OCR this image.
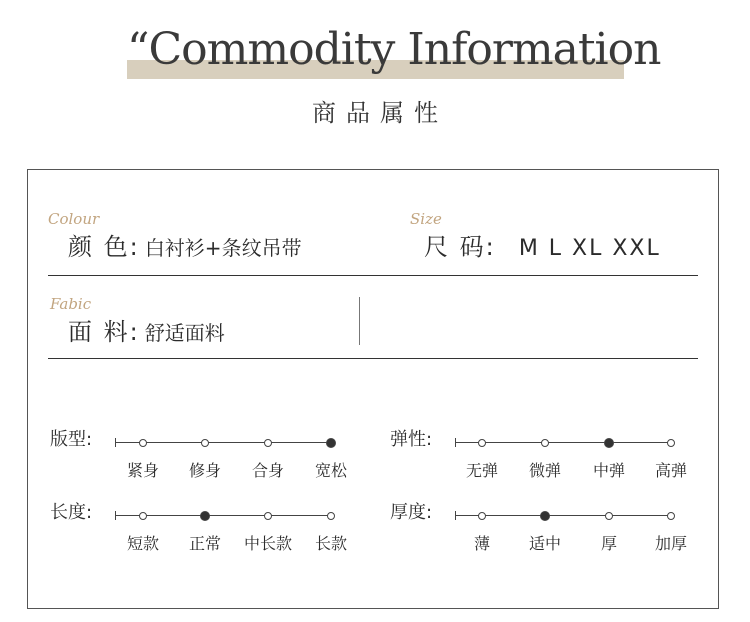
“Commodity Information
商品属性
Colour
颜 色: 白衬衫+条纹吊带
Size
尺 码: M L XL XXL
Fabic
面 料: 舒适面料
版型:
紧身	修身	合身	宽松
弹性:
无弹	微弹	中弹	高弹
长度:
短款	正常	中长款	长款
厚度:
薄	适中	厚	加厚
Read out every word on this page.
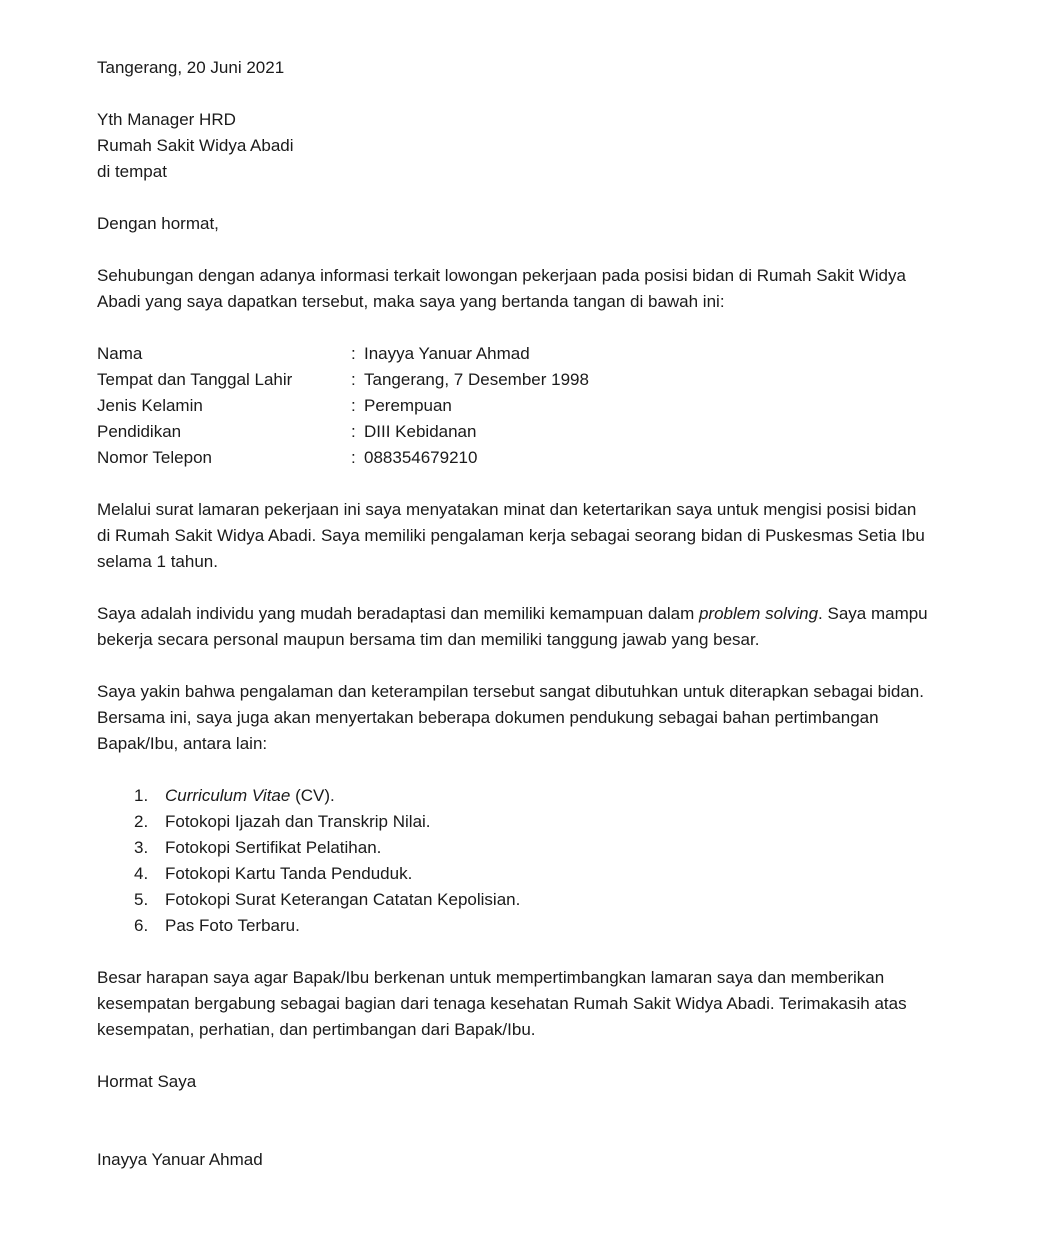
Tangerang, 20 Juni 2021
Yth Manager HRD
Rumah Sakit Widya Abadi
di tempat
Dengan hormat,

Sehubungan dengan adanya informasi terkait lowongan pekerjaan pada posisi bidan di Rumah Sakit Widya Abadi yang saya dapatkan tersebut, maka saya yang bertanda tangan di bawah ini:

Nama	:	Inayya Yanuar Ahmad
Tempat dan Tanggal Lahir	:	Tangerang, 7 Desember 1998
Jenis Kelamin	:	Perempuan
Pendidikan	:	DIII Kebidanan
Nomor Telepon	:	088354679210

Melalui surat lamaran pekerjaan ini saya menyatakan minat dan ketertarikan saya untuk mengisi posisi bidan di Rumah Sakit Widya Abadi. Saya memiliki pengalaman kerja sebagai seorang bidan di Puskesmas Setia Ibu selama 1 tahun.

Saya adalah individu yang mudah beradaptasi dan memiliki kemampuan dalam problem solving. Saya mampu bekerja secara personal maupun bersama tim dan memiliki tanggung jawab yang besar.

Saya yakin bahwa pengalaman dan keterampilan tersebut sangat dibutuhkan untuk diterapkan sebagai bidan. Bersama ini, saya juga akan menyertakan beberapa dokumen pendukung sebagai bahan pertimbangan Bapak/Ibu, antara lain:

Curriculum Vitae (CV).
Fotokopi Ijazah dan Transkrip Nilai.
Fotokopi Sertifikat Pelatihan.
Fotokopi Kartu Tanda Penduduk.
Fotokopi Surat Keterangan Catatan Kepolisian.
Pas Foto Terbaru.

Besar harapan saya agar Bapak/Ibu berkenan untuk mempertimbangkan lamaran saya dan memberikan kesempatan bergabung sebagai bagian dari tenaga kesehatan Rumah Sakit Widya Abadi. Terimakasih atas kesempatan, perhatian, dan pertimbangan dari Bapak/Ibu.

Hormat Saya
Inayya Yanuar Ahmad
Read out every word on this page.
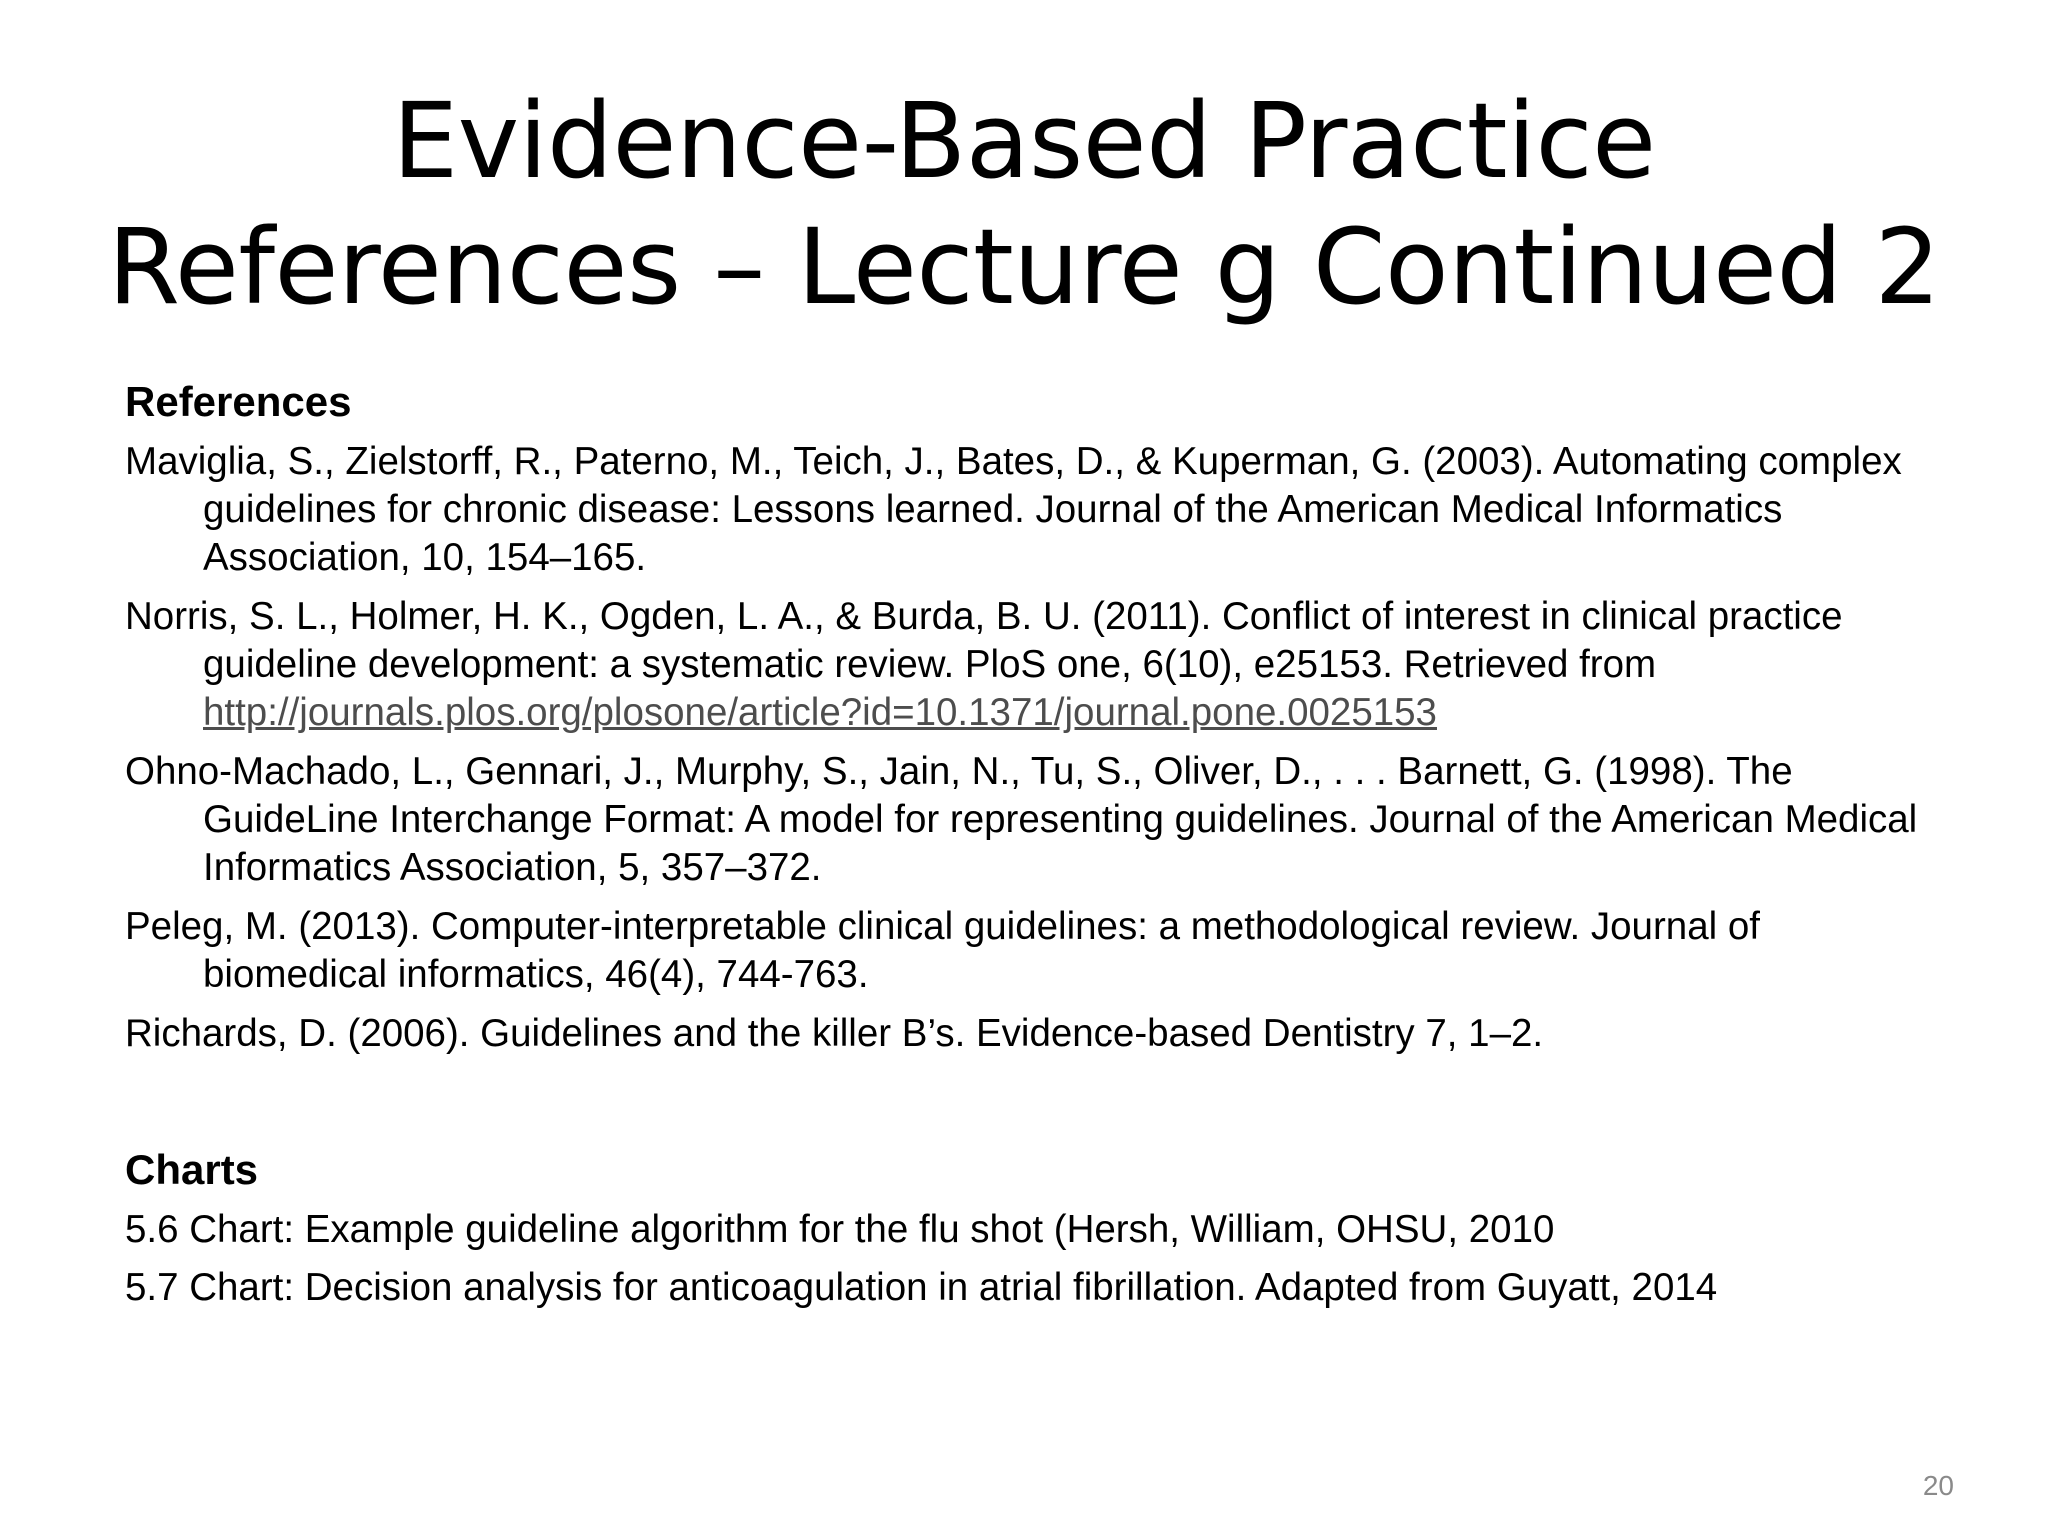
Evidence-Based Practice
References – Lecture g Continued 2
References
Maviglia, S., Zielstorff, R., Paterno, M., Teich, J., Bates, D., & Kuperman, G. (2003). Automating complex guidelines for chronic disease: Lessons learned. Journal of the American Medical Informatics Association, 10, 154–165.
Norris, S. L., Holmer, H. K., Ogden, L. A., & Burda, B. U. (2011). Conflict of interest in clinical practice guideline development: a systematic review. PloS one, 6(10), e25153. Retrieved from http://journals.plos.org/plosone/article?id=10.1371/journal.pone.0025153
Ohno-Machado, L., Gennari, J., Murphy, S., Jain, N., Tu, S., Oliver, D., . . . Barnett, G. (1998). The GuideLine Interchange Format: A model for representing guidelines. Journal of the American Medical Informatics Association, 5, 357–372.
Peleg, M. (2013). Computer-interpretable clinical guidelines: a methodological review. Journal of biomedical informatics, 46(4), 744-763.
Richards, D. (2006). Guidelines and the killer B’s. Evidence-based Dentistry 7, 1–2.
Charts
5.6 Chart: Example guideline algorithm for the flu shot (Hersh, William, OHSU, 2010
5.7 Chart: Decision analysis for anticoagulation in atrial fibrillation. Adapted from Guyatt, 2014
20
·····
→ **PROBLEM TO SOLVE**:
Using the material above, return every line exactly as it appears, minus the pictures.

→ **THE REPLY**:
OCR this image.
“Commodity Information
商品属性
Colour
颜 色: 白衬衫+条纹吊带
Size
尺 码: M L XL XXL
Fabic
面 料: 舒适面料
版型:
紧身	修身	合身	宽松
弹性:
无弹	微弹	中弹	高弹
长度:
短款	正常	中长款	长款
厚度:
薄	适中	厚	加厚
Read out every word on this page.
Tangerang, 20 Juni 2021
Yth Manager HRD
Rumah Sakit Widya Abadi
di tempat
Dengan hormat,

Sehubungan dengan adanya informasi terkait lowongan pekerjaan pada posisi bidan di Rumah Sakit Widya Abadi yang saya dapatkan tersebut, maka saya yang bertanda tangan di bawah ini:

Nama	:	Inayya Yanuar Ahmad
Tempat dan Tanggal Lahir	:	Tangerang, 7 Desember 1998
Jenis Kelamin	:	Perempuan
Pendidikan	:	DIII Kebidanan
Nomor Telepon	:	088354679210

Melalui surat lamaran pekerjaan ini saya menyatakan minat dan ketertarikan saya untuk mengisi posisi bidan di Rumah Sakit Widya Abadi. Saya memiliki pengalaman kerja sebagai seorang bidan di Puskesmas Setia Ibu selama 1 tahun.

Saya adalah individu yang mudah beradaptasi dan memiliki kemampuan dalam problem solving. Saya mampu bekerja secara personal maupun bersama tim dan memiliki tanggung jawab yang besar.

Saya yakin bahwa pengalaman dan keterampilan tersebut sangat dibutuhkan untuk diterapkan sebagai bidan. Bersama ini, saya juga akan menyertakan beberapa dokumen pendukung sebagai bahan pertimbangan Bapak/Ibu, antara lain:

Curriculum Vitae (CV).
Fotokopi Ijazah dan Transkrip Nilai.
Fotokopi Sertifikat Pelatihan.
Fotokopi Kartu Tanda Penduduk.
Fotokopi Surat Keterangan Catatan Kepolisian.
Pas Foto Terbaru.

Besar harapan saya agar Bapak/Ibu berkenan untuk mempertimbangkan lamaran saya dan memberikan kesempatan bergabung sebagai bagian dari tenaga kesehatan Rumah Sakit Widya Abadi. Terimakasih atas kesempatan, perhatian, dan pertimbangan dari Bapak/Ibu.

Hormat Saya
Inayya Yanuar Ahmad
Read out every word on this page.
Evidence-Based Practice
References – Lecture g Continued 2
References
Maviglia, S., Zielstorff, R., Paterno, M., Teich, J., Bates, D., & Kuperman, G. (2003). Automating complex guidelines for chronic disease: Lessons learned. Journal of the American Medical Informatics Association, 10, 154–165.
Norris, S. L., Holmer, H. K., Ogden, L. A., & Burda, B. U. (2011). Conflict of interest in clinical practice guideline development: a systematic review. PloS one, 6(10), e25153. Retrieved from http://journals.plos.org/plosone/article?id=10.1371/journal.pone.0025153
Ohno-Machado, L., Gennari, J., Murphy, S., Jain, N., Tu, S., Oliver, D., . . . Barnett, G. (1998). The GuideLine Interchange Format: A model for representing guidelines. Journal of the American Medical Informatics Association, 5, 357–372.
Peleg, M. (2013). Computer-interpretable clinical guidelines: a methodological review. Journal of biomedical informatics, 46(4), 744-763.
Richards, D. (2006). Guidelines and the killer B’s. Evidence-based Dentistry 7, 1–2.
Charts
5.6 Chart: Example guideline algorithm for the flu shot (Hersh, William, OHSU, 2010
5.7 Chart: Decision analysis for anticoagulation in atrial fibrillation. Adapted from Guyatt, 2014
20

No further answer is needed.